— Start —

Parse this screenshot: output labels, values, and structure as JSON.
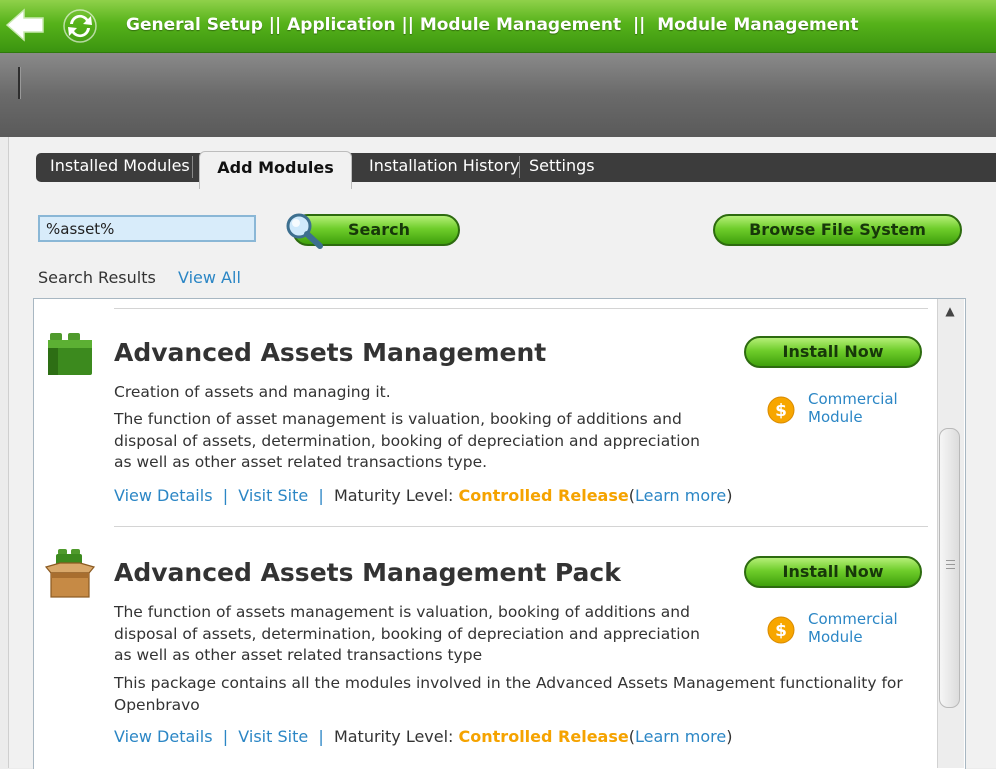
{
  "header": {
    "breadcrumb": "General Setup || Application || Module Management  ||  Module Management"
  },
  "tabs": {
    "installed": "Installed Modules",
    "add": "Add Modules",
    "history": "Installation History",
    "settings": "Settings"
  },
  "search": {
    "value": "%asset%",
    "button": "Search",
    "browse": "Browse File System",
    "results_label": "Search Results",
    "view_all": "View All"
  },
  "modules": [
    {
      "title": "Advanced Assets Management",
      "description": "Creation of assets and managing it.",
      "help": "The function of asset management is valuation, booking of additions and disposal of assets, determination, booking of depreciation and appreciation as well as other asset related transactions type.",
      "install": "Install Now",
      "license": "Commercial Module",
      "view_details": "View Details",
      "visit_site": "Visit Site",
      "maturity_label": "Maturity Level:",
      "maturity_value": "Controlled Release",
      "learn_more": "Learn more",
      "icon": "module-icon"
    },
    {
      "title": "Advanced Assets Management Pack",
      "description": "The function of assets management is valuation, booking of additions and disposal of assets, determination, booking of depreciation and appreciation as well as other asset related transactions type",
      "help": "This package contains all the modules involved in the Advanced Assets Management functionality for Openbravo",
      "install": "Install Now",
      "license": "Commercial Module",
      "view_details": "View Details",
      "visit_site": "Visit Site",
      "maturity_label": "Maturity Level:",
      "maturity_value": "Controlled Release",
      "learn_more": "Learn more",
      "icon": "pack-icon"
    }
  ],
  "colors": {
    "brand_green": "#56b21a",
    "link_blue": "#2b86c5",
    "release_orange": "#f5a300"
  }
}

— End —

Task goal
Make an exact copy of every entry above, minus the images.

Output below
Parse this screenshot: output labels, values, and structure as JSON.
{
  "header": {
    "breadcrumb": "General Setup || Application || Module Management  ||  Module Management"
  },
  "tabs": {
    "installed": "Installed Modules",
    "add": "Add Modules",
    "history": "Installation History",
    "settings": "Settings"
  },
  "search": {
    "value": "%asset%",
    "button": "Search",
    "browse": "Browse File System",
    "results_label": "Search Results",
    "view_all": "View All"
  },
  "modules": [
    {
      "title": "Advanced Assets Management",
      "description": "Creation of assets and managing it.",
      "help": "The function of asset management is valuation, booking of additions and disposal of assets, determination, booking of depreciation and appreciation as well as other asset related transactions type.",
      "install": "Install Now",
      "license": "Commercial Module",
      "view_details": "View Details",
      "visit_site": "Visit Site",
      "maturity_label": "Maturity Level:",
      "maturity_value": "Controlled Release",
      "learn_more": "Learn more",
      "icon": "module-icon"
    },
    {
      "title": "Advanced Assets Management Pack",
      "description": "The function of assets management is valuation, booking of additions and disposal of assets, determination, booking of depreciation and appreciation as well as other asset related transactions type",
      "help": "This package contains all the modules involved in the Advanced Assets Management functionality for Openbravo",
      "install": "Install Now",
      "license": "Commercial Module",
      "view_details": "View Details",
      "visit_site": "Visit Site",
      "maturity_label": "Maturity Level:",
      "maturity_value": "Controlled Release",
      "learn_more": "Learn more",
      "icon": "pack-icon"
    }
  ],
  "colors": {
    "brand_green": "#56b21a",
    "link_blue": "#2b86c5",
    "release_orange": "#f5a300"
  }
}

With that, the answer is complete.